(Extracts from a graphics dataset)
>>>

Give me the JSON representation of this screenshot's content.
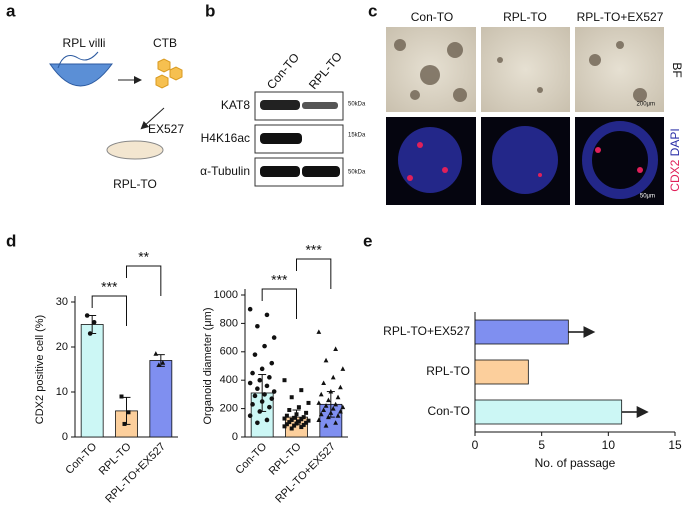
{
  "figure": {
    "panel_labels": [
      "a",
      "b",
      "c",
      "d",
      "e"
    ],
    "a": {
      "villi": "RPL villi",
      "cells": "CTB",
      "drug": "EX527",
      "result": "RPL-TO"
    },
    "b": {
      "lanes": [
        "Con-TO",
        "RPL-TO"
      ],
      "proteins": [
        "KAT8",
        "H4K16ac",
        "α-Tubulin"
      ],
      "sizes": [
        "50kDa",
        "15kDa",
        "50kDa"
      ]
    },
    "c": {
      "columns": [
        "Con-TO",
        "RPL-TO",
        "RPL-TO+EX527"
      ],
      "bf": "BF",
      "stain": [
        "CDX2",
        "DAPI"
      ],
      "scale_bars": [
        "200μm",
        "50μm"
      ]
    }
  },
  "chart_data": [
    {
      "type": "bar",
      "ylabel": "CDX2 positive cell (%)",
      "categories": [
        "Con-TO",
        "RPL-TO",
        "RPL-TO+EX527"
      ],
      "values": [
        25,
        5.8,
        17
      ],
      "errors": [
        2,
        3,
        1.3
      ],
      "points": [
        [
          27,
          25.5,
          23
        ],
        [
          9,
          5.5,
          2.9
        ],
        [
          18.5,
          16.5,
          16
        ]
      ],
      "colors": [
        "#ccf7f5",
        "#fccf9c",
        "#7f8ff0"
      ],
      "markers": [
        "circle",
        "square",
        "triangle"
      ],
      "ylim": [
        0,
        30
      ],
      "yticks": [
        0,
        10,
        20,
        30
      ],
      "annotations": [
        "***",
        "**"
      ]
    },
    {
      "type": "bar",
      "ylabel": "Organoid diameter (μm)",
      "categories": [
        "Con-TO",
        "RPL-TO",
        "RPL-TO+EX527"
      ],
      "values": [
        310,
        140,
        230
      ],
      "errors": [
        130,
        50,
        90
      ],
      "points": [
        [
          900,
          860,
          780,
          700,
          640,
          580,
          520,
          480,
          450,
          420,
          400,
          380,
          360,
          340,
          320,
          300,
          290,
          270,
          250,
          230,
          210,
          180,
          150,
          120,
          100
        ],
        [
          400,
          330,
          280,
          240,
          210,
          190,
          170,
          160,
          150,
          140,
          135,
          130,
          125,
          120,
          115,
          110,
          105,
          100,
          95,
          90,
          85,
          80,
          75,
          70,
          60
        ],
        [
          740,
          620,
          540,
          480,
          420,
          380,
          350,
          320,
          300,
          280,
          260,
          240,
          230,
          220,
          210,
          200,
          190,
          180,
          170,
          160,
          150,
          140,
          120,
          100,
          80
        ]
      ],
      "colors": [
        "#ccf7f5",
        "#fccf9c",
        "#7f8ff0"
      ],
      "markers": [
        "circle",
        "square",
        "triangle"
      ],
      "ylim": [
        0,
        1000
      ],
      "yticks": [
        0,
        200,
        400,
        600,
        800,
        1000
      ],
      "annotations": [
        "***",
        "***"
      ]
    },
    {
      "type": "hbar",
      "xlabel": "No. of passage",
      "categories": [
        "Con-TO",
        "RPL-TO",
        "RPL-TO+EX527"
      ],
      "values": [
        11,
        4,
        7
      ],
      "colors": [
        "#ccf7f5",
        "#fccf9c",
        "#7f8ff0"
      ],
      "xlim": [
        0,
        15
      ],
      "xticks": [
        0,
        5,
        10,
        15
      ]
    }
  ]
}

<<<

What you need to do: Set down all of the entries exactly as they stand, without any image.

Result of this exercise:
Give me the JSON representation of this screenshot's content.
{
  "figure": {
    "panel_labels": [
      "a",
      "b",
      "c",
      "d",
      "e"
    ],
    "a": {
      "villi": "RPL villi",
      "cells": "CTB",
      "drug": "EX527",
      "result": "RPL-TO"
    },
    "b": {
      "lanes": [
        "Con-TO",
        "RPL-TO"
      ],
      "proteins": [
        "KAT8",
        "H4K16ac",
        "α-Tubulin"
      ],
      "sizes": [
        "50kDa",
        "15kDa",
        "50kDa"
      ]
    },
    "c": {
      "columns": [
        "Con-TO",
        "RPL-TO",
        "RPL-TO+EX527"
      ],
      "bf": "BF",
      "stain": [
        "CDX2",
        "DAPI"
      ],
      "scale_bars": [
        "200μm",
        "50μm"
      ]
    }
  },
  "chart_data": [
    {
      "type": "bar",
      "ylabel": "CDX2 positive cell (%)",
      "categories": [
        "Con-TO",
        "RPL-TO",
        "RPL-TO+EX527"
      ],
      "values": [
        25,
        5.8,
        17
      ],
      "errors": [
        2,
        3,
        1.3
      ],
      "points": [
        [
          27,
          25.5,
          23
        ],
        [
          9,
          5.5,
          2.9
        ],
        [
          18.5,
          16.5,
          16
        ]
      ],
      "colors": [
        "#ccf7f5",
        "#fccf9c",
        "#7f8ff0"
      ],
      "markers": [
        "circle",
        "square",
        "triangle"
      ],
      "ylim": [
        0,
        30
      ],
      "yticks": [
        0,
        10,
        20,
        30
      ],
      "annotations": [
        "***",
        "**"
      ]
    },
    {
      "type": "bar",
      "ylabel": "Organoid diameter (μm)",
      "categories": [
        "Con-TO",
        "RPL-TO",
        "RPL-TO+EX527"
      ],
      "values": [
        310,
        140,
        230
      ],
      "errors": [
        130,
        50,
        90
      ],
      "points": [
        [
          900,
          860,
          780,
          700,
          640,
          580,
          520,
          480,
          450,
          420,
          400,
          380,
          360,
          340,
          320,
          300,
          290,
          270,
          250,
          230,
          210,
          180,
          150,
          120,
          100
        ],
        [
          400,
          330,
          280,
          240,
          210,
          190,
          170,
          160,
          150,
          140,
          135,
          130,
          125,
          120,
          115,
          110,
          105,
          100,
          95,
          90,
          85,
          80,
          75,
          70,
          60
        ],
        [
          740,
          620,
          540,
          480,
          420,
          380,
          350,
          320,
          300,
          280,
          260,
          240,
          230,
          220,
          210,
          200,
          190,
          180,
          170,
          160,
          150,
          140,
          120,
          100,
          80
        ]
      ],
      "colors": [
        "#ccf7f5",
        "#fccf9c",
        "#7f8ff0"
      ],
      "markers": [
        "circle",
        "square",
        "triangle"
      ],
      "ylim": [
        0,
        1000
      ],
      "yticks": [
        0,
        200,
        400,
        600,
        800,
        1000
      ],
      "annotations": [
        "***",
        "***"
      ]
    },
    {
      "type": "hbar",
      "xlabel": "No. of passage",
      "categories": [
        "Con-TO",
        "RPL-TO",
        "RPL-TO+EX527"
      ],
      "values": [
        11,
        4,
        7
      ],
      "colors": [
        "#ccf7f5",
        "#fccf9c",
        "#7f8ff0"
      ],
      "xlim": [
        0,
        15
      ],
      "xticks": [
        0,
        5,
        10,
        15
      ]
    }
  ]
}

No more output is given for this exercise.